## WORK REQUIRED
Could you give the data below again, exactly and completely?
-*-
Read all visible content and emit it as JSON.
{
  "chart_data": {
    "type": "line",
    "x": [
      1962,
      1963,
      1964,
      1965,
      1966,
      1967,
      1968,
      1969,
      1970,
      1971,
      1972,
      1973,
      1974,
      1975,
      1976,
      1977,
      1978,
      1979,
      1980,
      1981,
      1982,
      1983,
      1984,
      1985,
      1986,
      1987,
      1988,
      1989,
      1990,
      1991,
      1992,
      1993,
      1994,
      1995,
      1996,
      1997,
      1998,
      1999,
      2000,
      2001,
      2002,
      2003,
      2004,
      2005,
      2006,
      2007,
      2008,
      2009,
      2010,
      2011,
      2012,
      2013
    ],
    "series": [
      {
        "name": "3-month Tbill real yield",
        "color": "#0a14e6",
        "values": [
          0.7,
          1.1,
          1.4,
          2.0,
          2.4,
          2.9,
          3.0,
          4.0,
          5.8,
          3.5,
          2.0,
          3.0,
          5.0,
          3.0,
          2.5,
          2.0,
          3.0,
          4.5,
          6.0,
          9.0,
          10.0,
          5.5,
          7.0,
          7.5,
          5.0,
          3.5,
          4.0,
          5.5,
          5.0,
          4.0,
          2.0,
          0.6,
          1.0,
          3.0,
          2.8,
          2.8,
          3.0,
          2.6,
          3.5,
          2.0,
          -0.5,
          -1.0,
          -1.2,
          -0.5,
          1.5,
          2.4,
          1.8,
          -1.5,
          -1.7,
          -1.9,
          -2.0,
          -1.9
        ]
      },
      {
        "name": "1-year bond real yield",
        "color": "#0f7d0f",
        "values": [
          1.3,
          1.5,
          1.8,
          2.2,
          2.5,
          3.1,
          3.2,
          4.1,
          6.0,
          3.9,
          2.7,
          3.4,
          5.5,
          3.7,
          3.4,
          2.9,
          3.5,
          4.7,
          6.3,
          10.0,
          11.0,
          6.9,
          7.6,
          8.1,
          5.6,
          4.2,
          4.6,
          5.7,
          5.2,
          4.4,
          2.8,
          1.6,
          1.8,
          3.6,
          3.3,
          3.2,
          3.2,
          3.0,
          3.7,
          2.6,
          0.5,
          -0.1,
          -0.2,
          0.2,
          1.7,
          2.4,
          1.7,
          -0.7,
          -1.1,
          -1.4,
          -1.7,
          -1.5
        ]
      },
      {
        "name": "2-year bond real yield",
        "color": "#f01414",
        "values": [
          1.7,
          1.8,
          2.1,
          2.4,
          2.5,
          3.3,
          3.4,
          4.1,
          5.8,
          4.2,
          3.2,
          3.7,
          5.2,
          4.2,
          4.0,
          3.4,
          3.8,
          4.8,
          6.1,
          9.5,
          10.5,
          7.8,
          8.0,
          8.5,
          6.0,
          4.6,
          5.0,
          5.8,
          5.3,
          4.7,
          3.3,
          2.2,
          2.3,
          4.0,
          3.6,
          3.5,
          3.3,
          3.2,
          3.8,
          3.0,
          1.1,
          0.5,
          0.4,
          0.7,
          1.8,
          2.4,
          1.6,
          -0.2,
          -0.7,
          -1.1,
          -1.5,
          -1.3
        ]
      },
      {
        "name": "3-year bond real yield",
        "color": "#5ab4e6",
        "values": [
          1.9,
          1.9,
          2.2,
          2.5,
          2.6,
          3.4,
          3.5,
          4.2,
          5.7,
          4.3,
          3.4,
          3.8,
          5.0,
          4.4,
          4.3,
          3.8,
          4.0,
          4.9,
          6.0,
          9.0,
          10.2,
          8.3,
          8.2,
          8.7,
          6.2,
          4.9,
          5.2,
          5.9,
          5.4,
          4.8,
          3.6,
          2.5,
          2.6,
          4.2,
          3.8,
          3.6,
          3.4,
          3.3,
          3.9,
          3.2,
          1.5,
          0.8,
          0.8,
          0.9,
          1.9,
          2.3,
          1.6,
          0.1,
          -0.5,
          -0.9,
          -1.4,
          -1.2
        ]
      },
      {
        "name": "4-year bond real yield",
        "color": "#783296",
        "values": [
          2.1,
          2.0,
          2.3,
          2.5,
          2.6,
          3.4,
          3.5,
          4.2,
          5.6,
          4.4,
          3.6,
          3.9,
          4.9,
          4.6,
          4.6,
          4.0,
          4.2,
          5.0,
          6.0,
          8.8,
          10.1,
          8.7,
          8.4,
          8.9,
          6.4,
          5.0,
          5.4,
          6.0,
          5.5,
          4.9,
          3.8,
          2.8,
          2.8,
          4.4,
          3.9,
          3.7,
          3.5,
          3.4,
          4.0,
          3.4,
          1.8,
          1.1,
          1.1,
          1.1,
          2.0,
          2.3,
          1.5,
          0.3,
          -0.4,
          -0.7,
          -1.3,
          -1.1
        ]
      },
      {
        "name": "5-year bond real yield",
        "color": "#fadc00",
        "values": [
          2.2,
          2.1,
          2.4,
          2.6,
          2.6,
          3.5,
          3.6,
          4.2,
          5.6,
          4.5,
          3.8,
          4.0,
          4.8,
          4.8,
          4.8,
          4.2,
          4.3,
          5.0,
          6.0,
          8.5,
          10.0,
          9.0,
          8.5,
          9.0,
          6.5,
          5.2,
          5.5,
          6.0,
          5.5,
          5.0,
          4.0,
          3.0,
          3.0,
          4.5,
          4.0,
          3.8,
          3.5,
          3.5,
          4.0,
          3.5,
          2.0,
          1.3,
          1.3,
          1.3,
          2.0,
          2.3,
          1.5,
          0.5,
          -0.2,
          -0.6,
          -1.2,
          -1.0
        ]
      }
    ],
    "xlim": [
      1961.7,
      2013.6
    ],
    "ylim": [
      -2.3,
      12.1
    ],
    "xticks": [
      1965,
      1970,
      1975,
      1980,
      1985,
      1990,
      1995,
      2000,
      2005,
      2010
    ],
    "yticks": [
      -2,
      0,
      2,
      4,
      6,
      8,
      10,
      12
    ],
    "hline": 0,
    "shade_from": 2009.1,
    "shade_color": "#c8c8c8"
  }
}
-*-
## FINAL RESULT
Read all visible content and emit it as JSON.
{
  "chart_data": {
    "type": "line",
    "x": [
      1962,
      1963,
      1964,
      1965,
      1966,
      1967,
      1968,
      1969,
      1970,
      1971,
      1972,
      1973,
      1974,
      1975,
      1976,
      1977,
      1978,
      1979,
      1980,
      1981,
      1982,
      1983,
      1984,
      1985,
      1986,
      1987,
      1988,
      1989,
      1990,
      1991,
      1992,
      1993,
      1994,
      1995,
      1996,
      1997,
      1998,
      1999,
      2000,
      2001,
      2002,
      2003,
      2004,
      2005,
      2006,
      2007,
      2008,
      2009,
      2010,
      2011,
      2012,
      2013
    ],
    "series": [
      {
        "name": "3-month Tbill real yield",
        "color": "#0a14e6",
        "values": [
          0.7,
          1.1,
          1.4,
          2.0,
          2.4,
          2.9,
          3.0,
          4.0,
          5.8,
          3.5,
          2.0,
          3.0,
          5.0,
          3.0,
          2.5,
          2.0,
          3.0,
          4.5,
          6.0,
          9.0,
          10.0,
          5.5,
          7.0,
          7.5,
          5.0,
          3.5,
          4.0,
          5.5,
          5.0,
          4.0,
          2.0,
          0.6,
          1.0,
          3.0,
          2.8,
          2.8,
          3.0,
          2.6,
          3.5,
          2.0,
          -0.5,
          -1.0,
          -1.2,
          -0.5,
          1.5,
          2.4,
          1.8,
          -1.5,
          -1.7,
          -1.9,
          -2.0,
          -1.9
        ]
      },
      {
        "name": "1-year bond real yield",
        "color": "#0f7d0f",
        "values": [
          1.3,
          1.5,
          1.8,
          2.2,
          2.5,
          3.1,
          3.2,
          4.1,
          6.0,
          3.9,
          2.7,
          3.4,
          5.5,
          3.7,
          3.4,
          2.9,
          3.5,
          4.7,
          6.3,
          10.0,
          11.0,
          6.9,
          7.6,
          8.1,
          5.6,
          4.2,
          4.6,
          5.7,
          5.2,
          4.4,
          2.8,
          1.6,
          1.8,
          3.6,
          3.3,
          3.2,
          3.2,
          3.0,
          3.7,
          2.6,
          0.5,
          -0.1,
          -0.2,
          0.2,
          1.7,
          2.4,
          1.7,
          -0.7,
          -1.1,
          -1.4,
          -1.7,
          -1.5
        ]
      },
      {
        "name": "2-year bond real yield",
        "color": "#f01414",
        "values": [
          1.7,
          1.8,
          2.1,
          2.4,
          2.5,
          3.3,
          3.4,
          4.1,
          5.8,
          4.2,
          3.2,
          3.7,
          5.2,
          4.2,
          4.0,
          3.4,
          3.8,
          4.8,
          6.1,
          9.5,
          10.5,
          7.8,
          8.0,
          8.5,
          6.0,
          4.6,
          5.0,
          5.8,
          5.3,
          4.7,
          3.3,
          2.2,
          2.3,
          4.0,
          3.6,
          3.5,
          3.3,
          3.2,
          3.8,
          3.0,
          1.1,
          0.5,
          0.4,
          0.7,
          1.8,
          2.4,
          1.6,
          -0.2,
          -0.7,
          -1.1,
          -1.5,
          -1.3
        ]
      },
      {
        "name": "3-year bond real yield",
        "color": "#5ab4e6",
        "values": [
          1.9,
          1.9,
          2.2,
          2.5,
          2.6,
          3.4,
          3.5,
          4.2,
          5.7,
          4.3,
          3.4,
          3.8,
          5.0,
          4.4,
          4.3,
          3.8,
          4.0,
          4.9,
          6.0,
          9.0,
          10.2,
          8.3,
          8.2,
          8.7,
          6.2,
          4.9,
          5.2,
          5.9,
          5.4,
          4.8,
          3.6,
          2.5,
          2.6,
          4.2,
          3.8,
          3.6,
          3.4,
          3.3,
          3.9,
          3.2,
          1.5,
          0.8,
          0.8,
          0.9,
          1.9,
          2.3,
          1.6,
          0.1,
          -0.5,
          -0.9,
          -1.4,
          -1.2
        ]
      },
      {
        "name": "4-year bond real yield",
        "color": "#783296",
        "values": [
          2.1,
          2.0,
          2.3,
          2.5,
          2.6,
          3.4,
          3.5,
          4.2,
          5.6,
          4.4,
          3.6,
          3.9,
          4.9,
          4.6,
          4.6,
          4.0,
          4.2,
          5.0,
          6.0,
          8.8,
          10.1,
          8.7,
          8.4,
          8.9,
          6.4,
          5.0,
          5.4,
          6.0,
          5.5,
          4.9,
          3.8,
          2.8,
          2.8,
          4.4,
          3.9,
          3.7,
          3.5,
          3.4,
          4.0,
          3.4,
          1.8,
          1.1,
          1.1,
          1.1,
          2.0,
          2.3,
          1.5,
          0.3,
          -0.4,
          -0.7,
          -1.3,
          -1.1
        ]
      },
      {
        "name": "5-year bond real yield",
        "color": "#fadc00",
        "values": [
          2.2,
          2.1,
          2.4,
          2.6,
          2.6,
          3.5,
          3.6,
          4.2,
          5.6,
          4.5,
          3.8,
          4.0,
          4.8,
          4.8,
          4.8,
          4.2,
          4.3,
          5.0,
          6.0,
          8.5,
          10.0,
          9.0,
          8.5,
          9.0,
          6.5,
          5.2,
          5.5,
          6.0,
          5.5,
          5.0,
          4.0,
          3.0,
          3.0,
          4.5,
          4.0,
          3.8,
          3.5,
          3.5,
          4.0,
          3.5,
          2.0,
          1.3,
          1.3,
          1.3,
          2.0,
          2.3,
          1.5,
          0.5,
          -0.2,
          -0.6,
          -1.2,
          -1.0
        ]
      }
    ],
    "xlim": [
      1961.7,
      2013.6
    ],
    "ylim": [
      -2.3,
      12.1
    ],
    "xticks": [
      1965,
      1970,
      1975,
      1980,
      1985,
      1990,
      1995,
      2000,
      2005,
      2010
    ],
    "yticks": [
      -2,
      0,
      2,
      4,
      6,
      8,
      10,
      12
    ],
    "hline": 0,
    "shade_from": 2009.1,
    "shade_color": "#c8c8c8"
  }
}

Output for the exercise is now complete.